GIVEN INSTRUCTION: Copy every line of the data that includes the string "real".

AVAILABLE DATA:

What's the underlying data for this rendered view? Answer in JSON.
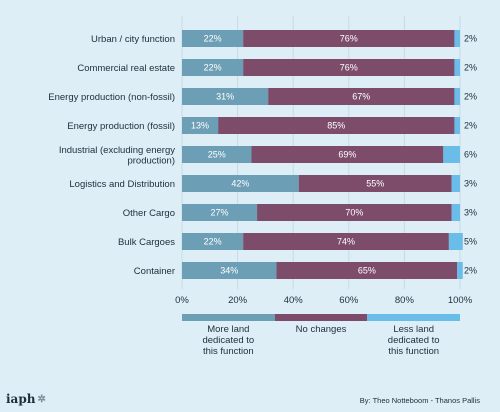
{
  "chart_data": {
    "type": "bar",
    "orientation": "horizontal",
    "stacked": true,
    "categories": [
      "Urban / city function",
      "Commercial real estate",
      "Energy production (non-fossil)",
      "Energy production (fossil)",
      "Industrial (excluding energy production)",
      "Logistics and Distribution",
      "Other Cargo",
      "Bulk Cargoes",
      "Container"
    ],
    "category_label_lines": [
      [
        "Urban / city function"
      ],
      [
        "Commercial real estate"
      ],
      [
        "Energy production (non-fossil)"
      ],
      [
        "Energy production (fossil)"
      ],
      [
        "Industrial (excluding energy",
        "production)"
      ],
      [
        "Logistics and Distribution"
      ],
      [
        "Other Cargo"
      ],
      [
        "Bulk Cargoes"
      ],
      [
        "Container"
      ]
    ],
    "series": [
      {
        "name": "More land dedicated to this function",
        "color": "#6c9fb5",
        "values": [
          22,
          22,
          31,
          13,
          25,
          42,
          27,
          22,
          34
        ]
      },
      {
        "name": "No changes",
        "color": "#7d4c6b",
        "values": [
          76,
          76,
          67,
          85,
          69,
          55,
          70,
          74,
          65
        ]
      },
      {
        "name": "Less land dedicated to this function",
        "color": "#69bde8",
        "values": [
          2,
          2,
          2,
          2,
          6,
          3,
          3,
          5,
          2
        ]
      }
    ],
    "xlim": [
      0,
      100
    ],
    "xticks": [
      "0%",
      "20%",
      "40%",
      "60%",
      "80%",
      "100%"
    ],
    "gridlines": "vertical",
    "legend_position": "bottom"
  },
  "legend": {
    "items": [
      {
        "label": "More land\ndedicated to\nthis function",
        "color": "#6c9fb5"
      },
      {
        "label": "No changes",
        "color": "#7d4c6b"
      },
      {
        "label": "Less land\ndedicated to\nthis function",
        "color": "#69bde8"
      }
    ]
  },
  "footer": {
    "logo_text": "iaph",
    "logo_icon": "gear-icon",
    "credit": "By: Theo Notteboom - Thanos Pallis"
  }
}
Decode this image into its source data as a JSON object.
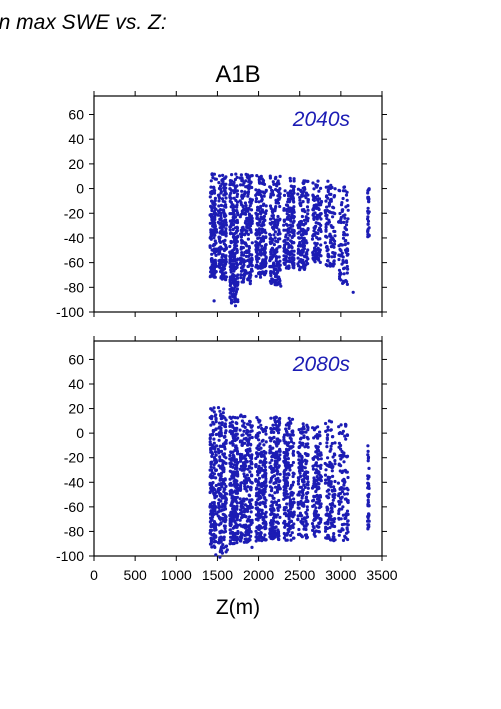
{
  "header_text": "in max SWE vs. Z:",
  "chart_data": [
    {
      "type": "scatter",
      "title": "A1B",
      "annotation": "2040s",
      "xlabel": "",
      "ylabel": "",
      "xlim": [
        0,
        3500
      ],
      "ylim": [
        -100,
        75
      ],
      "yticks": [
        -100,
        -80,
        -60,
        -40,
        -20,
        0,
        20,
        40,
        60
      ],
      "xticks_labeled": false,
      "grid": false,
      "point_color": "#1c1cb4",
      "clusters": [
        {
          "x": 1450,
          "width": 80,
          "ymin": -72,
          "ymax": 13,
          "count": 160
        },
        {
          "x": 1560,
          "width": 100,
          "ymin": -74,
          "ymax": 12,
          "count": 180
        },
        {
          "x": 1700,
          "width": 100,
          "ymin": -95,
          "ymax": 12,
          "count": 240
        },
        {
          "x": 1850,
          "width": 150,
          "ymin": -76,
          "ymax": 12,
          "count": 220
        },
        {
          "x": 2030,
          "width": 130,
          "ymin": -72,
          "ymax": 11,
          "count": 200
        },
        {
          "x": 2200,
          "width": 130,
          "ymin": -78,
          "ymax": 11,
          "count": 200
        },
        {
          "x": 2370,
          "width": 130,
          "ymin": -66,
          "ymax": 9,
          "count": 170
        },
        {
          "x": 2540,
          "width": 130,
          "ymin": -66,
          "ymax": 7,
          "count": 150
        },
        {
          "x": 2710,
          "width": 110,
          "ymin": -60,
          "ymax": 7,
          "count": 120
        },
        {
          "x": 2870,
          "width": 120,
          "ymin": -63,
          "ymax": 7,
          "count": 110
        },
        {
          "x": 3030,
          "width": 120,
          "ymin": -78,
          "ymax": 6,
          "count": 90
        },
        {
          "x": 3335,
          "width": 20,
          "ymin": -40,
          "ymax": 3,
          "count": 35
        }
      ],
      "outliers": [
        {
          "x": 1460,
          "y": -91
        },
        {
          "x": 1720,
          "y": -95
        },
        {
          "x": 1900,
          "y": -77
        },
        {
          "x": 2270,
          "y": -79
        },
        {
          "x": 3150,
          "y": -84
        }
      ]
    },
    {
      "type": "scatter",
      "title": "",
      "annotation": "2080s",
      "xlabel": "Z(m)",
      "ylabel": "",
      "xlim": [
        0,
        3500
      ],
      "ylim": [
        -100,
        75
      ],
      "yticks": [
        -100,
        -80,
        -60,
        -40,
        -20,
        0,
        20,
        40,
        60
      ],
      "xticks": [
        0,
        500,
        1000,
        1500,
        2000,
        2500,
        3000,
        3500
      ],
      "xticks_labeled": true,
      "grid": false,
      "point_color": "#1c1cb4",
      "clusters": [
        {
          "x": 1450,
          "width": 80,
          "ymin": -93,
          "ymax": 21,
          "count": 180
        },
        {
          "x": 1560,
          "width": 100,
          "ymin": -98,
          "ymax": 22,
          "count": 200
        },
        {
          "x": 1700,
          "width": 100,
          "ymin": -90,
          "ymax": 14,
          "count": 250
        },
        {
          "x": 1850,
          "width": 150,
          "ymin": -89,
          "ymax": 15,
          "count": 240
        },
        {
          "x": 2030,
          "width": 130,
          "ymin": -88,
          "ymax": 14,
          "count": 220
        },
        {
          "x": 2200,
          "width": 130,
          "ymin": -87,
          "ymax": 15,
          "count": 220
        },
        {
          "x": 2370,
          "width": 130,
          "ymin": -88,
          "ymax": 14,
          "count": 200
        },
        {
          "x": 2540,
          "width": 130,
          "ymin": -86,
          "ymax": 10,
          "count": 180
        },
        {
          "x": 2710,
          "width": 110,
          "ymin": -84,
          "ymax": 8,
          "count": 150
        },
        {
          "x": 2870,
          "width": 120,
          "ymin": -88,
          "ymax": 14,
          "count": 140
        },
        {
          "x": 3030,
          "width": 120,
          "ymin": -89,
          "ymax": 8,
          "count": 110
        },
        {
          "x": 3335,
          "width": 20,
          "ymin": -78,
          "ymax": -3,
          "count": 45
        }
      ],
      "outliers": [
        {
          "x": 1480,
          "y": -99
        },
        {
          "x": 1530,
          "y": -101
        },
        {
          "x": 1620,
          "y": -95
        },
        {
          "x": 1920,
          "y": -93
        }
      ]
    }
  ]
}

SOLVED EXERCISE:
      "Commercial real estate",
        "Commercial real estate"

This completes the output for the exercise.